> _RECORDS FOR THIS EXERCISE_:
>>>>

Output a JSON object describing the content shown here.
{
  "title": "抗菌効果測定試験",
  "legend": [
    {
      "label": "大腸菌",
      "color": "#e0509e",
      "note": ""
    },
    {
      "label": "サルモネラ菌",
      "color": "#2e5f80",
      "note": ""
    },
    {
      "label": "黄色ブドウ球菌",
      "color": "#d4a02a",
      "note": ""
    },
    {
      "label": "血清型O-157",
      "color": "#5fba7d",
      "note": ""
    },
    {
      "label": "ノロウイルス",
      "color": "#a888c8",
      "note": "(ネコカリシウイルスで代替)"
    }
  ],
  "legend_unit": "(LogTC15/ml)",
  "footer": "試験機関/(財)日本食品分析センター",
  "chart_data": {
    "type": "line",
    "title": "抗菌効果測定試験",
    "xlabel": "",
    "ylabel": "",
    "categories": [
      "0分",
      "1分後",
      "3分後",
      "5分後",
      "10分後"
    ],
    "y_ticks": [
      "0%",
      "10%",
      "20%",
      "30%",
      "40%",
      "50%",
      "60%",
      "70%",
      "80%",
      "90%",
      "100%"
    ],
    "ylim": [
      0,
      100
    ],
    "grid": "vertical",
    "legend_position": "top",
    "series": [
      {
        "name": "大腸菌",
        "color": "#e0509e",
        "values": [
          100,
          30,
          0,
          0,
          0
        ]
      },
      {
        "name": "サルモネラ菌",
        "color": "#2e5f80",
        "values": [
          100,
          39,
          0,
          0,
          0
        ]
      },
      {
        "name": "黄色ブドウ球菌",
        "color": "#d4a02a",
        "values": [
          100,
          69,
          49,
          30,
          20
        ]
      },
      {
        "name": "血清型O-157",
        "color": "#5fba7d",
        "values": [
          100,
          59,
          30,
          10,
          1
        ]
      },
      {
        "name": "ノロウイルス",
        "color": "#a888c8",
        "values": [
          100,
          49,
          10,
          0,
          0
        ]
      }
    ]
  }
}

<<<<

> _WHAT THE TASK ASKS_: Output the records above in their entirety, exactly.

> _ANSWER_:
Output a JSON object describing the content shown here.
{
  "title": "抗菌効果測定試験",
  "legend": [
    {
      "label": "大腸菌",
      "color": "#e0509e",
      "note": ""
    },
    {
      "label": "サルモネラ菌",
      "color": "#2e5f80",
      "note": ""
    },
    {
      "label": "黄色ブドウ球菌",
      "color": "#d4a02a",
      "note": ""
    },
    {
      "label": "血清型O-157",
      "color": "#5fba7d",
      "note": ""
    },
    {
      "label": "ノロウイルス",
      "color": "#a888c8",
      "note": "(ネコカリシウイルスで代替)"
    }
  ],
  "legend_unit": "(LogTC15/ml)",
  "footer": "試験機関/(財)日本食品分析センター",
  "chart_data": {
    "type": "line",
    "title": "抗菌効果測定試験",
    "xlabel": "",
    "ylabel": "",
    "categories": [
      "0分",
      "1分後",
      "3分後",
      "5分後",
      "10分後"
    ],
    "y_ticks": [
      "0%",
      "10%",
      "20%",
      "30%",
      "40%",
      "50%",
      "60%",
      "70%",
      "80%",
      "90%",
      "100%"
    ],
    "ylim": [
      0,
      100
    ],
    "grid": "vertical",
    "legend_position": "top",
    "series": [
      {
        "name": "大腸菌",
        "color": "#e0509e",
        "values": [
          100,
          30,
          0,
          0,
          0
        ]
      },
      {
        "name": "サルモネラ菌",
        "color": "#2e5f80",
        "values": [
          100,
          39,
          0,
          0,
          0
        ]
      },
      {
        "name": "黄色ブドウ球菌",
        "color": "#d4a02a",
        "values": [
          100,
          69,
          49,
          30,
          20
        ]
      },
      {
        "name": "血清型O-157",
        "color": "#5fba7d",
        "values": [
          100,
          59,
          30,
          10,
          1
        ]
      },
      {
        "name": "ノロウイルス",
        "color": "#a888c8",
        "values": [
          100,
          49,
          10,
          0,
          0
        ]
      }
    ]
  }
}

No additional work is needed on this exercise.